- [Task objective]: Nothing outside the range is to be copied. From the entries below, reproduce exactly the lines starting at the one with "Extract the chart's" and ending at the one with "What's the underlying", without pictures.
---- Information provided
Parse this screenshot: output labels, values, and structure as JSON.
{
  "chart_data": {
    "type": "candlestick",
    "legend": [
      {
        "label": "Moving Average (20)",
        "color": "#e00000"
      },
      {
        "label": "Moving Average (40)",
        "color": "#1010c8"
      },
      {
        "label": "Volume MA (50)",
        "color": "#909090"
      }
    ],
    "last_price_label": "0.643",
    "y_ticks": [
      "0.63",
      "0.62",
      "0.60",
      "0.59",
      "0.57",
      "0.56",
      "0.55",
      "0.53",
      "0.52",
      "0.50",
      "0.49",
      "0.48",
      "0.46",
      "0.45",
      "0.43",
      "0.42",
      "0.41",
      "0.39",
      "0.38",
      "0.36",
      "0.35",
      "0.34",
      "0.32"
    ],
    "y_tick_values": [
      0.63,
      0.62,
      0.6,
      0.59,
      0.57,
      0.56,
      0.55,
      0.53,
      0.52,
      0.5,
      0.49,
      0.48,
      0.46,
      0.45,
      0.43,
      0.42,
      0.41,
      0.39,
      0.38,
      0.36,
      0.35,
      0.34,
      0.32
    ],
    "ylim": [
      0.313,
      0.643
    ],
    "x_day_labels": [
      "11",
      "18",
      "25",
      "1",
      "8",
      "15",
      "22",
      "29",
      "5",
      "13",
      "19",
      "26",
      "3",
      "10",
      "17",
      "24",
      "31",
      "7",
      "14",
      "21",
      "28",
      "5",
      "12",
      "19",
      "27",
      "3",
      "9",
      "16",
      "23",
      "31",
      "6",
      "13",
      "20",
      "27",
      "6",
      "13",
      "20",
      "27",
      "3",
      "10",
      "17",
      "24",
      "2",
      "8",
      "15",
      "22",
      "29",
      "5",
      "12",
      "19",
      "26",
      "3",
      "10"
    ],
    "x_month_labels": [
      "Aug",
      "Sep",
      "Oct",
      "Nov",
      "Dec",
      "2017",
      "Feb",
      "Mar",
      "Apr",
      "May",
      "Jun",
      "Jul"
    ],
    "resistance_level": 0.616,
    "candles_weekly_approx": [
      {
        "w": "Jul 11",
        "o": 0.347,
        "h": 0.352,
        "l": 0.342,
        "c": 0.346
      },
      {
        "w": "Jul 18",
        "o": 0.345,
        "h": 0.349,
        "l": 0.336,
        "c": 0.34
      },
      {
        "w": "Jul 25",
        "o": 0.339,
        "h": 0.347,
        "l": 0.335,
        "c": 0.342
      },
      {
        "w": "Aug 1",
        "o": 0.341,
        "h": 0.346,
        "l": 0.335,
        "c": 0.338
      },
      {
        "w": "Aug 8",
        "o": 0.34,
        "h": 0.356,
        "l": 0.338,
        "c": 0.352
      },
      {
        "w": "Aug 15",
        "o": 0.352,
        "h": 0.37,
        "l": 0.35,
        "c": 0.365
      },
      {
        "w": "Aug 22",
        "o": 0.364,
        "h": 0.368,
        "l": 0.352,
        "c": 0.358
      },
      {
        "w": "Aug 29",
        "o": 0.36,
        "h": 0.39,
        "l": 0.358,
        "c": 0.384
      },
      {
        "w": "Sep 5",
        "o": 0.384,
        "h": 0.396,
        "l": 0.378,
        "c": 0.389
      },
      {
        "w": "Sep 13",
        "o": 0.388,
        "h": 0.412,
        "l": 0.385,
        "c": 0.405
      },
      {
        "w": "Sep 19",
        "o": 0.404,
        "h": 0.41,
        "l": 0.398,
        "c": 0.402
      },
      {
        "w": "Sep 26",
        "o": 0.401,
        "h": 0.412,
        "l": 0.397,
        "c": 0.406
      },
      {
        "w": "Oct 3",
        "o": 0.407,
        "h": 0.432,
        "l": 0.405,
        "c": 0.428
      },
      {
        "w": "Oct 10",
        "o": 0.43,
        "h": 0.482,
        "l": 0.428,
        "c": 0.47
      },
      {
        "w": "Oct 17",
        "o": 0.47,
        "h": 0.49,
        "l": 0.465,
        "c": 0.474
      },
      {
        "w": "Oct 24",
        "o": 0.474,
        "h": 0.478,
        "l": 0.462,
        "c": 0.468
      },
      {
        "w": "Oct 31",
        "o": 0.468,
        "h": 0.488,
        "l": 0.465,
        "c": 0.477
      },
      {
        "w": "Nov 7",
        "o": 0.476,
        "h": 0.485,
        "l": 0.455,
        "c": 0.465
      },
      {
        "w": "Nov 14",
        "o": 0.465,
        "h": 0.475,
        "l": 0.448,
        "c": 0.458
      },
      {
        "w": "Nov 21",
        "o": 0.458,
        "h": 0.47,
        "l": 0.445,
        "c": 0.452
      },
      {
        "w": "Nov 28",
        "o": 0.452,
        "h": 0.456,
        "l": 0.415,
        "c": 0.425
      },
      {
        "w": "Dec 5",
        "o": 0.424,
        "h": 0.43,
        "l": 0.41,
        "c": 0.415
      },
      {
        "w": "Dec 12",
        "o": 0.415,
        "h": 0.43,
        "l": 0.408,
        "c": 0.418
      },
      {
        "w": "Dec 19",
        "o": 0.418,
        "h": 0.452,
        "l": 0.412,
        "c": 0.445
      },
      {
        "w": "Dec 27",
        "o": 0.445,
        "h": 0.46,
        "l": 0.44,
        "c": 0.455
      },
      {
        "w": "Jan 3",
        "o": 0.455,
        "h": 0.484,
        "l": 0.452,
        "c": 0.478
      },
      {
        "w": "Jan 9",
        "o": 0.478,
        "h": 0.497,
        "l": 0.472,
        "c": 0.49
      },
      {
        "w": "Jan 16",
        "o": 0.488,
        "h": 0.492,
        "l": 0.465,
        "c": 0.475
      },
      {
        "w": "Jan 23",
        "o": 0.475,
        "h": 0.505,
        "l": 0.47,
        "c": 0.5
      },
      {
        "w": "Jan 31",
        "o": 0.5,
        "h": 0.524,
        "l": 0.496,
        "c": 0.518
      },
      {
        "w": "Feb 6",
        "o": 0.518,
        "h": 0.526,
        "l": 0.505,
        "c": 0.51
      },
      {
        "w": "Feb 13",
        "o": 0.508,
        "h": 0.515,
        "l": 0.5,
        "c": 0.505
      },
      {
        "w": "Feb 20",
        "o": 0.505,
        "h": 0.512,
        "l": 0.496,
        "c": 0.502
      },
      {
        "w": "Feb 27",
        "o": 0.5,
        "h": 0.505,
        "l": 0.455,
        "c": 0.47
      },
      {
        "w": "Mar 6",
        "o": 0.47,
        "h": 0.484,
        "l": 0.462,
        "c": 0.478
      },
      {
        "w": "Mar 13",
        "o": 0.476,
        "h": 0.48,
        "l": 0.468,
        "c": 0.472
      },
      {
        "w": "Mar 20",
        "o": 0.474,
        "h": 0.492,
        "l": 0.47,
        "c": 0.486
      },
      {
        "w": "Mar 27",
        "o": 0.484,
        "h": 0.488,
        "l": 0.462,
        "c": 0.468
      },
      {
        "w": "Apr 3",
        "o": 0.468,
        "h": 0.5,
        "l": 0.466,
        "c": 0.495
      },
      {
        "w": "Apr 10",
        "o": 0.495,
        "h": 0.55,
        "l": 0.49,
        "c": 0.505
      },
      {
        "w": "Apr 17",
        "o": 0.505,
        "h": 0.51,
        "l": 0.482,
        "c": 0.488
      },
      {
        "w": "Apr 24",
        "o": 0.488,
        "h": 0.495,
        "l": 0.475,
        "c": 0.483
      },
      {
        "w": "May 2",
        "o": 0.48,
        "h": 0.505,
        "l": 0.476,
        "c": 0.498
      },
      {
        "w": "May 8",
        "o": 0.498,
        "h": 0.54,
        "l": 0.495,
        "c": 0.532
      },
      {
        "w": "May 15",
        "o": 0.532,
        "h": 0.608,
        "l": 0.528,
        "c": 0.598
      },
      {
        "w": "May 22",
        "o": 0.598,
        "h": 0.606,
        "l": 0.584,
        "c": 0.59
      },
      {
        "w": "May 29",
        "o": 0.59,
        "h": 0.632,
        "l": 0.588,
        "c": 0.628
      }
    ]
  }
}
--------
---- Information provided
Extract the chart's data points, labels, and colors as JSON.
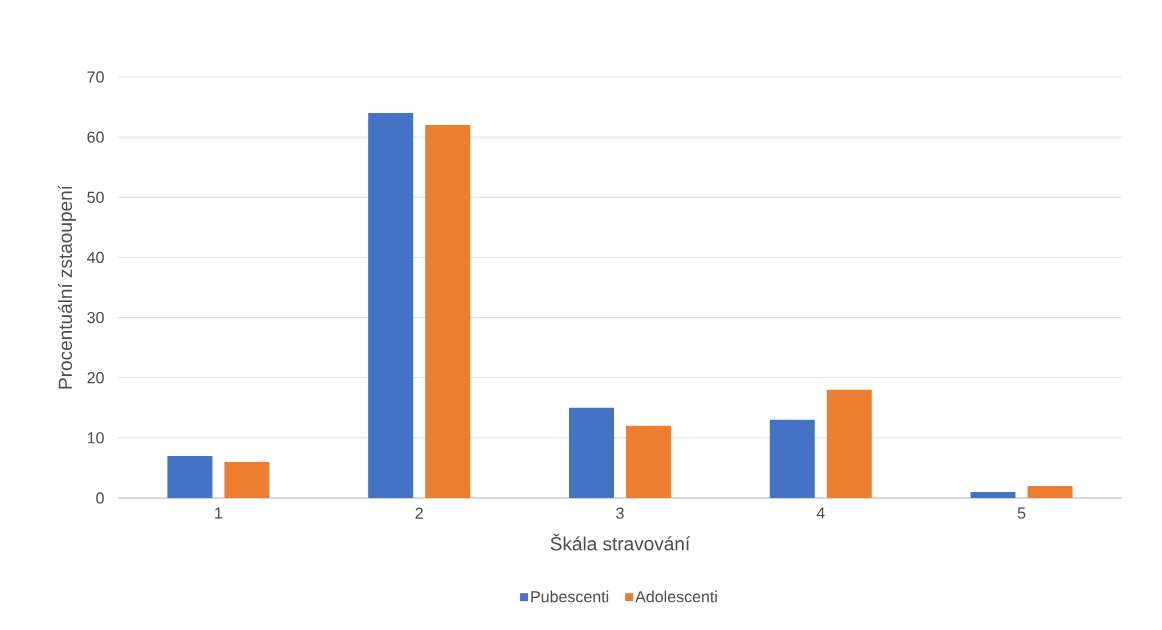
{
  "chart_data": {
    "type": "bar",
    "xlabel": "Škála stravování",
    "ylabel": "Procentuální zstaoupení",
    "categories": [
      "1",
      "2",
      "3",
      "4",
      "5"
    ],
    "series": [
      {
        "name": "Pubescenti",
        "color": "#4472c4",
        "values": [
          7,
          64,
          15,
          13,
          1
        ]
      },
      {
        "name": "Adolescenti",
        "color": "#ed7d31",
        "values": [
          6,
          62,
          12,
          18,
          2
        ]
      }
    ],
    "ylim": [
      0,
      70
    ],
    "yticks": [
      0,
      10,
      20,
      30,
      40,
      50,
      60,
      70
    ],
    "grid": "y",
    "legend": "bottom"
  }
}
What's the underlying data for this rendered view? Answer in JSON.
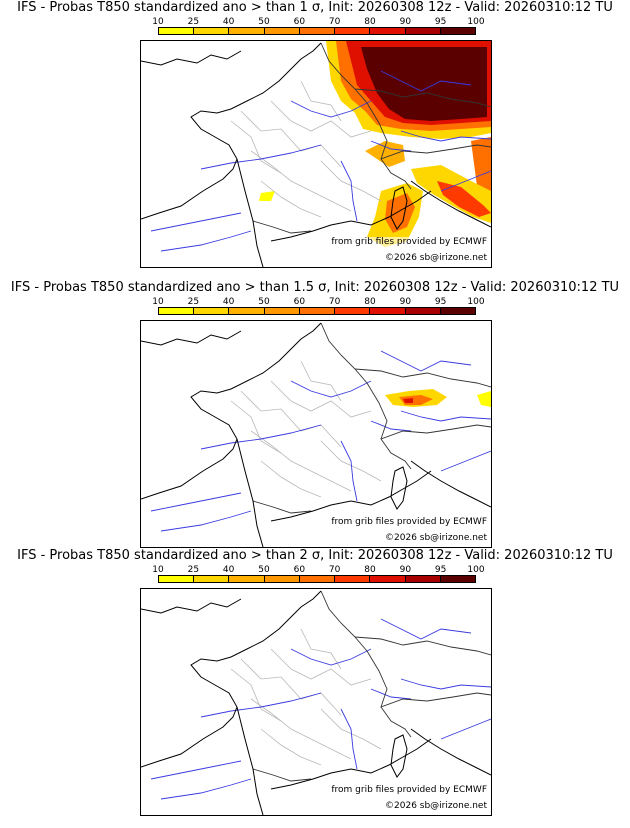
--------
- [Response to the task]:
Extract the chart's data points, labels, and colors as JSON.
{
  "chart_data": {
    "type": "bar",
    "xlabel": "Škála stravování",
    "ylabel": "Procentuální zstaoupení",
    "categories": [
      "1",
      "2",
      "3",
      "4",
      "5"
    ],
    "series": [
      {
        "name": "Pubescenti",
        "color": "#4472c4",
        "values": [
          7,
          64,
          15,
          13,
          1
        ]
      },
      {
        "name": "Adolescenti",
        "color": "#ed7d31",
        "values": [
          6,
          62,
          12,
          18,
          2
        ]
      }
    ],
    "ylim": [
      0,
      70
    ],
    "yticks": [
      0,
      10,
      20,
      30,
      40,
      50,
      60,
      70
    ],
    "grid": "y",
    "legend": "bottom"
  }
}
What's the underlying data for this rendered view? Answer in JSON.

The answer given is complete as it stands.